> Tasks to complete:
(a) From the film article, list every performer named as starring in the film.
(b) In the records, rewrite the stretch from the line containing "url-prefix: monetizingonline.com/bes (32, 13, 168, 26)" through the line containing "headline-line-1: 51+ BEST" so that "Monetizing Online" becomes "Earning Online", with all else unchanged. Return only those lines.

> Supplied text:
******************************

- Directed by: Edwin L. Marin
- Screenplay by: Cyril Hume Peter Ruric Milton Krims
- Based on: Women 1928 play by Edith Ellis and Edward Ellis
- Produced by: Carl Laemmle, Jr. Edmund Grainger
- Starring: Paul Lukas Leila Hyams Patricia Ellis Phillip Reed Onslow Stevens Dorothy Burgess
- Cinematography: John J. Mescall
- Edited by: Edward Curtiss
- Music by: Edward Ward
- Production company: Universal Pictures
- Distributed by: Universal Pictures
- Release date: May 1, 1934;
- Running time: 68 minutes
- Country: United States
- Language: English

= Affairs of a Gentleman =

1934 American drama film directed by Edwin L. Marin

Affairs of a Gentleman is a 1934 American Pre-Code drama film directed by Edwin L. Marin and written by Cyril Hume, Peter Ruric and Milton Krims, adapted from the 1928 play Women by Edith Ellis and Edward Ellis. The film stars Paul Lukas, Leila Hyams, Patricia Ellis, Phillip Reed, Onslow Stevens and Dorothy Burgess. The film was released on May 1, 1934, by Universal Pictures.

==Plot==
The gentleman of the title is Victor Gresham, a popular novelist. He has loved many women, and has been loved back by many of them. Several of these ladies have left the domestic security provided by their husbands in order to further pursue a relationship with Gresham, despite Gresham's own advise to the contrary. As his lovers compete over him, Gresham uses his love life as inspiration for a series of cynical novels. Each of his novels described the events of one of his love affairs.

Early in the film, Gresham is found dead at his own writing desk. The rest of the film explores the events which led to his death, covering the last twelve hours in Gresham's life. Gresham dies in New York City, while working on his latest novel, called Frailty. There is a note with Gresham's signature nearby, which suggests that the novelist committed suicide. However, Inspector Quillan, who investigates the death, suspects murder to be more likely. Gresham's former lovers are now suspects and six of these women are found to have been present at Gresham's apartment, the night before his death.

******************************

> Stored data:
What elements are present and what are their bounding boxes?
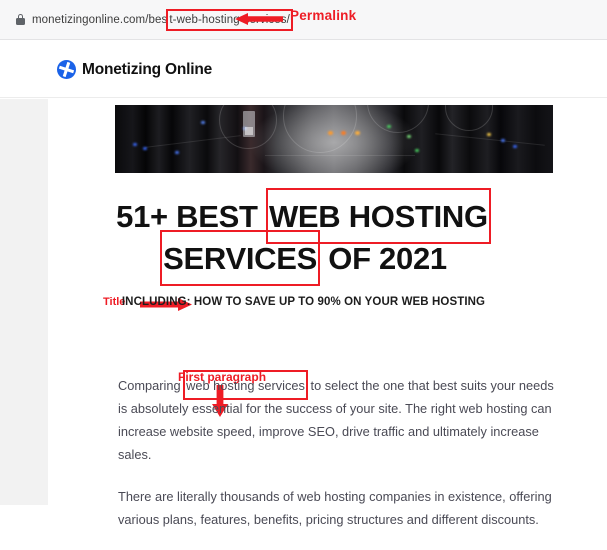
url-prefix: monetizingonline.com/bes (32, 13, 168, 26)
paragraph1-boxed-phrase: web hosting services (183, 370, 308, 400)
monetizing-online-logo-icon (57, 60, 76, 79)
article-headline: 51+ BEST WEB HOSTING SERVICES OF 2021 (0, 188, 607, 286)
site-header: Monetizing Online (0, 41, 607, 98)
hero-banner-image (115, 105, 553, 173)
annotation-permalink-label: Permalink (290, 8, 357, 23)
headline-boxed-services: SERVICES (160, 230, 320, 286)
article-paragraph-2: There are literally thousands of web hos… (118, 489, 552, 527)
site-logo[interactable]: Monetizing Online (57, 60, 212, 79)
article-body: Comparing web hosting services to select… (118, 370, 566, 550)
webpage-content: Monetizing Online 51+ BEST WEB HOSTING S… (0, 41, 607, 527)
headline-line-1: 51+ BEST WEB HOSTING (0, 188, 607, 244)
site-logo-text: Monetizing Online (82, 60, 213, 78)
lock-icon (16, 14, 25, 25)
arrow-left-icon (235, 13, 283, 25)
headline-boxed-web-hosting: WEB HOSTING (265, 188, 491, 244)
headline-prefix: 51+ BEST (116, 199, 266, 234)
article-subheadline: INCLUDING: HOW TO SAVE UP TO 90% ON YOUR… (121, 296, 486, 308)
headline-suffix: OF 2021 (319, 241, 447, 276)
paragraph1-before: Comparing (118, 378, 185, 393)
article-paragraph-1: Comparing web hosting services to select… (118, 370, 566, 466)
headline-line-2: SERVICES OF 2021 (0, 230, 607, 286)
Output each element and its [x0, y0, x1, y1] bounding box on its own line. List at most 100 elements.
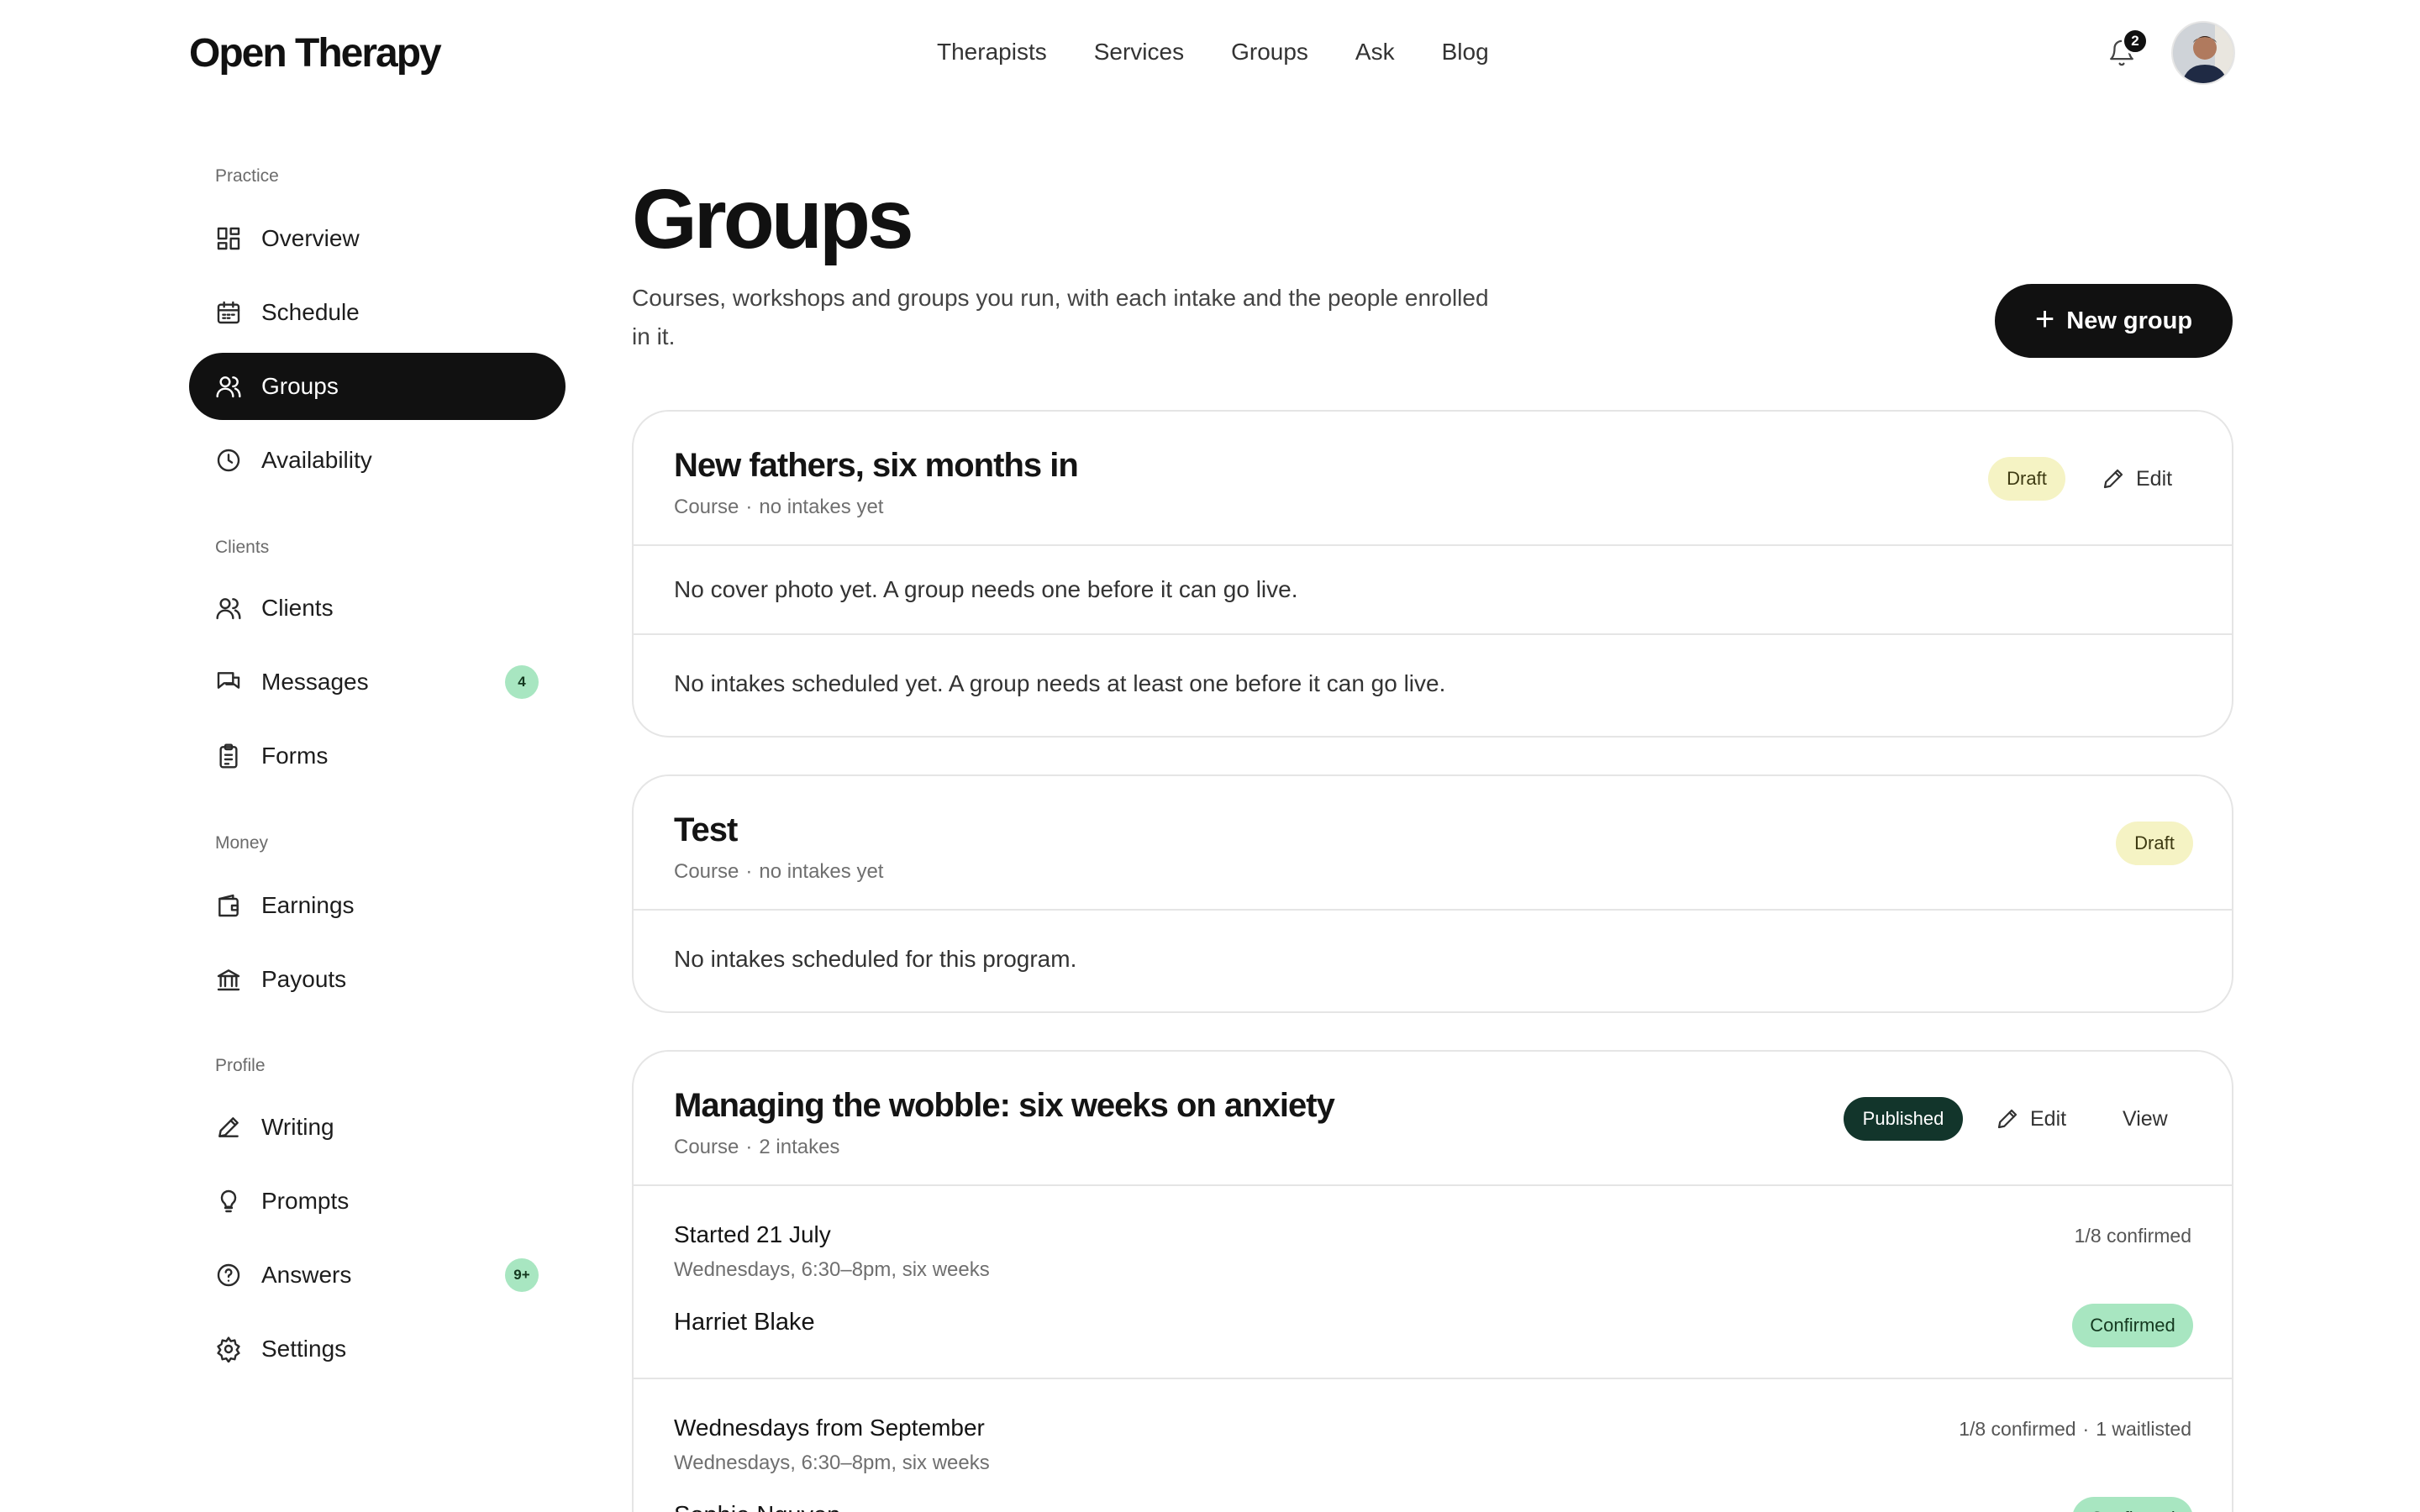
gear-icon [214, 1335, 243, 1363]
sidebar-item-label: Clients [261, 595, 334, 621]
answers-count-badge: 9+ [505, 1258, 539, 1292]
enrollee-name[interactable]: Sophie Nguyen [674, 1502, 840, 1512]
edit-label: Edit [2136, 466, 2173, 491]
sidebar-item-writing[interactable]: Writing [189, 1094, 566, 1161]
edit-button[interactable]: Edit [1995, 1099, 2066, 1139]
intake-title[interactable]: Wednesdays from September [674, 1415, 985, 1441]
intake-row: Wednesdays from September Wednesdays, 6:… [634, 1379, 2232, 1512]
group-card-header: Managing the wobble: six weeks on anxiet… [634, 1052, 2232, 1186]
group-title[interactable]: New fathers, six months in [674, 447, 1079, 485]
sidebar-item-label: Groups [261, 373, 339, 399]
question-icon [214, 1261, 243, 1289]
pencil-icon [2103, 469, 2123, 489]
sidebar-item-availability[interactable]: Availability [189, 427, 566, 494]
sidebar-item-clients[interactable]: Clients [189, 575, 566, 642]
sidebar-item-label: Writing [261, 1114, 334, 1140]
sidebar-item-label: Earnings [261, 892, 355, 918]
group-title[interactable]: Test [674, 811, 738, 849]
intake-schedule: Wednesdays, 6:30–8pm, six weeks [674, 1452, 990, 1474]
sidebar-item-schedule[interactable]: Schedule [189, 279, 566, 346]
group-type: Course [674, 860, 739, 883]
group-type: Course [674, 496, 739, 518]
intake-count: 1/8 confirmed · 1 waitlisted [1959, 1418, 2191, 1440]
enrollee-status-badge: Confirmed [2072, 1497, 2193, 1512]
sidebar-item-payouts[interactable]: Payouts [189, 946, 566, 1013]
people-icon [214, 594, 243, 622]
page-subtitle: Courses, workshops and groups you run, w… [632, 285, 1489, 349]
sidebar-item-messages[interactable]: Messages 4 [189, 648, 566, 716]
enrollee-status-badge: Confirmed [2072, 1304, 2193, 1347]
clipboard-icon [214, 742, 243, 770]
lightbulb-icon [214, 1187, 243, 1215]
group-card: Managing the wobble: six weeks on anxiet… [632, 1050, 2233, 1512]
group-meta: Course · no intakes yet [674, 860, 884, 883]
group-card-header: New fathers, six months in Course · no int… [634, 412, 2232, 546]
nav-groups[interactable]: Groups [1231, 39, 1308, 66]
view-button[interactable]: View [2123, 1099, 2168, 1139]
group-note-row: No intakes scheduled yet. A group needs … [634, 635, 2232, 736]
sidebar-section-clients: Clients [215, 538, 270, 557]
status-badge: Draft [2116, 822, 2193, 865]
intake-row: Started 21 July Wednesdays, 6:30–8pm, si… [634, 1186, 2232, 1379]
sidebar-section-practice: Practice [215, 166, 279, 186]
new-group-button[interactable]: + New group [1995, 284, 2233, 358]
sidebar-section-money: Money [215, 833, 269, 853]
messages-count-badge: 4 [505, 665, 539, 699]
notification-badge: 2 [2122, 28, 2149, 55]
sidebar-item-label: Availability [261, 447, 372, 473]
intake-count: 1/8 confirmed [2074, 1225, 2191, 1247]
calendar-icon [214, 298, 243, 327]
group-intakes-summary: no intakes yet [759, 496, 884, 518]
grid-icon [214, 224, 243, 253]
group-card: Test Course · no intakes yet Draft No inta… [632, 774, 2233, 1013]
view-label: View [2123, 1106, 2168, 1131]
sidebar-item-settings[interactable]: Settings [189, 1315, 566, 1383]
sidebar-item-label: Overview [261, 225, 360, 251]
sidebar-item-label: Forms [261, 743, 329, 769]
users-icon [214, 372, 243, 401]
nav-blog[interactable]: Blog [1442, 39, 1489, 66]
edit-button[interactable]: Edit [2101, 459, 2172, 499]
sidebar-item-forms[interactable]: Forms [189, 722, 566, 790]
user-avatar[interactable] [2171, 21, 2235, 85]
group-note: No cover photo yet. A group needs one be… [674, 576, 1298, 602]
intake-schedule: Wednesdays, 6:30–8pm, six weeks [674, 1258, 990, 1281]
sidebar-item-label: Settings [261, 1336, 347, 1362]
sidebar-item-answers[interactable]: Answers 9+ [189, 1242, 566, 1309]
app-logo[interactable]: Open Therapy [189, 30, 442, 76]
nav-ask[interactable]: Ask [1355, 39, 1395, 66]
sidebar-item-label: Payouts [261, 966, 347, 992]
group-card: New fathers, six months in Course · no int… [632, 410, 2233, 738]
group-meta: Course · no intakes yet [674, 496, 884, 518]
status-badge: Draft [1988, 457, 2065, 501]
status-badge: Published [1844, 1097, 1963, 1141]
sidebar-item-groups[interactable]: Groups [189, 353, 566, 420]
group-title[interactable]: Managing the wobble: six weeks on anxiet… [674, 1087, 1335, 1125]
nav-therapists[interactable]: Therapists [937, 39, 1047, 66]
group-meta: Course · 2 intakes [674, 1136, 840, 1158]
sidebar-section-profile: Profile [215, 1056, 266, 1075]
group-note: No intakes scheduled for this program. [674, 946, 1077, 972]
group-type: Course [674, 1136, 739, 1158]
sidebar-item-label: Messages [261, 669, 369, 695]
top-nav: Therapists Services Groups Ask Blog [937, 39, 1489, 66]
sidebar-item-overview[interactable]: Overview [189, 205, 566, 272]
edit-label: Edit [2030, 1106, 2067, 1131]
group-note-row: No cover photo yet. A group needs one be… [634, 546, 2232, 635]
page-title: Groups [632, 172, 914, 266]
intake-title[interactable]: Started 21 July [674, 1221, 831, 1248]
group-intakes-summary: no intakes yet [759, 860, 884, 883]
sidebar-item-earnings[interactable]: Earnings [189, 872, 566, 939]
nav-services[interactable]: Services [1094, 39, 1184, 66]
group-note-row: No intakes scheduled for this program. [634, 911, 2232, 1011]
sidebar-item-label: Schedule [261, 299, 360, 325]
group-note: No intakes scheduled yet. A group needs … [674, 670, 1446, 696]
pen-icon [214, 1113, 243, 1142]
sidebar-item-prompts[interactable]: Prompts [189, 1168, 566, 1235]
sidebar-item-label: Answers [261, 1262, 352, 1288]
clock-icon [214, 446, 243, 475]
chat-icon [214, 668, 243, 696]
sidebar-item-label: Prompts [261, 1188, 350, 1214]
enrollee-name[interactable]: Harriet Blake [674, 1309, 815, 1336]
group-card-header: Test Course · no intakes yet Draft [634, 776, 2232, 911]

******************************

> Complete answers:
(a) Paul Lukas, Leila Hyams, Patricia Ellis, Phillip Reed, Onslow Stevens, Dorothy Burgess

(b)
url-prefix: monetizingonline.com/bes (32, 13, 168, 26)
paragraph1-boxed-phrase: web hosting services (183, 370, 308, 400)
monetizing-online-logo-icon (57, 60, 76, 79)
article-headline: 51+ BEST WEB HOSTING SERVICES OF 2021 (0, 188, 607, 286)
site-header: Earning Online (0, 41, 607, 98)
hero-banner-image (115, 105, 553, 173)
annotation-permalink-label: Permalink (290, 8, 357, 23)
headline-boxed-services: SERVICES (160, 230, 320, 286)
article-paragraph-2: There are literally thousands of web hos… (118, 489, 552, 527)
site-logo[interactable]: Earning Online (57, 60, 212, 79)
article-body: Comparing web hosting services to select… (118, 370, 566, 550)
webpage-content: Earning Online 51+ BEST WEB HOSTING S… (0, 41, 607, 527)
headline-line-1: 51+ BEST WEB HOSTING (0, 188, 607, 244)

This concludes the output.